[Exercise requirements]
Will you output all of the data below exactly, omitting the images?

%%

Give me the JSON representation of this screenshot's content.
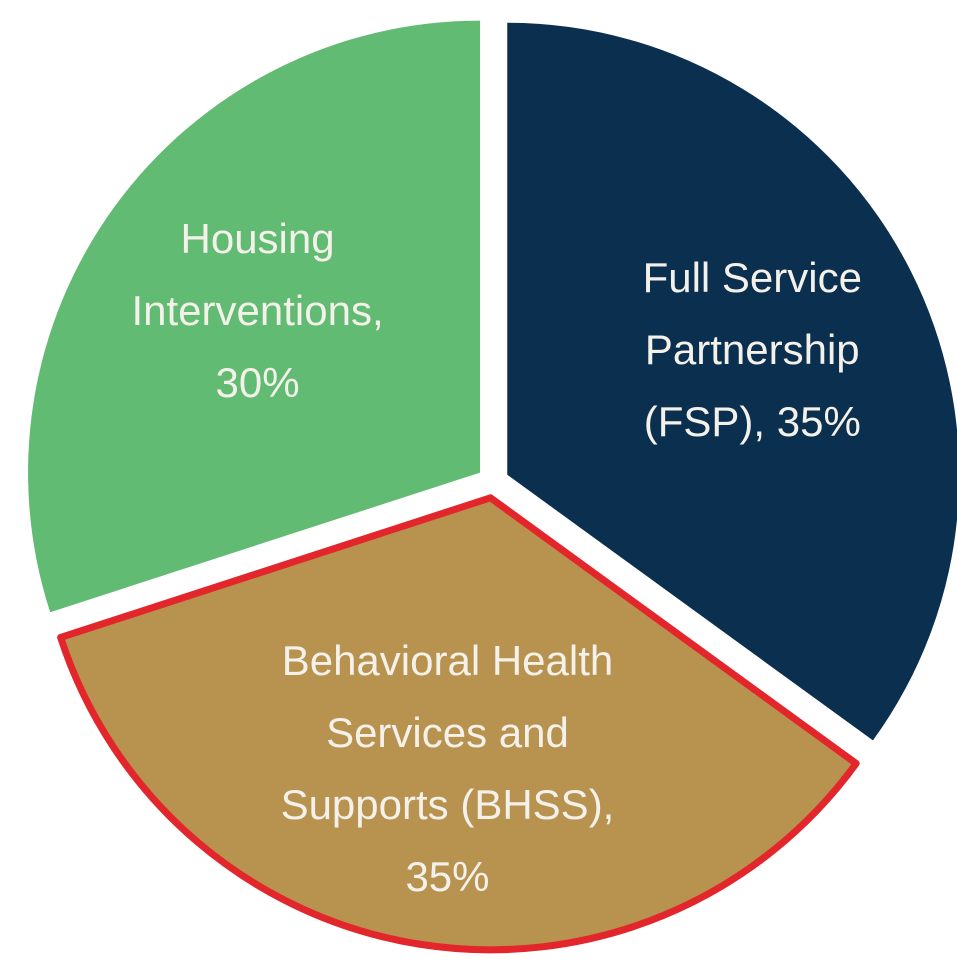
{
  "chart_data": {
    "type": "pie",
    "categories": [
      "Full Service Partnership (FSP), 35%",
      "Behavioral Health Services and Supports (BHSS), 35%",
      "Housing Interventions, 30%"
    ],
    "values": [
      35,
      35,
      30
    ],
    "colors": [
      "#0b2f4f",
      "#b8924f",
      "#62bb72"
    ],
    "highlight": 1,
    "highlight_color": "#e3262b"
  }
}
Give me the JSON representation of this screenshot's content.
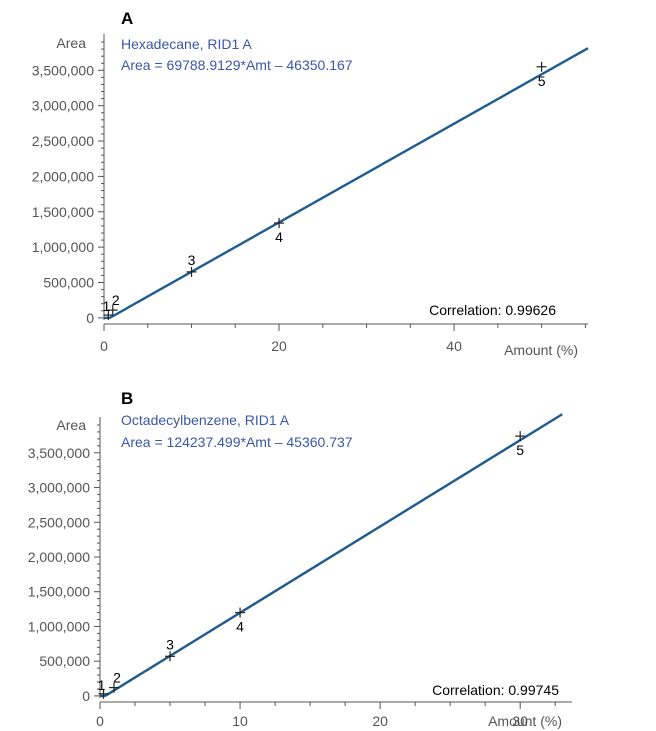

%%

[Task result]
Give me the JSON representation of this screenshot's content.
{
  "chart_data": {
    "type": "pie",
    "categories": [
      "Full Service Partnership (FSP), 35%",
      "Behavioral Health Services and Supports (BHSS), 35%",
      "Housing Interventions, 30%"
    ],
    "values": [
      35,
      35,
      30
    ],
    "colors": [
      "#0b2f4f",
      "#b8924f",
      "#62bb72"
    ],
    "highlight": 1,
    "highlight_color": "#e3262b"
  }
}
Give me the JSON representation of this screenshot's content.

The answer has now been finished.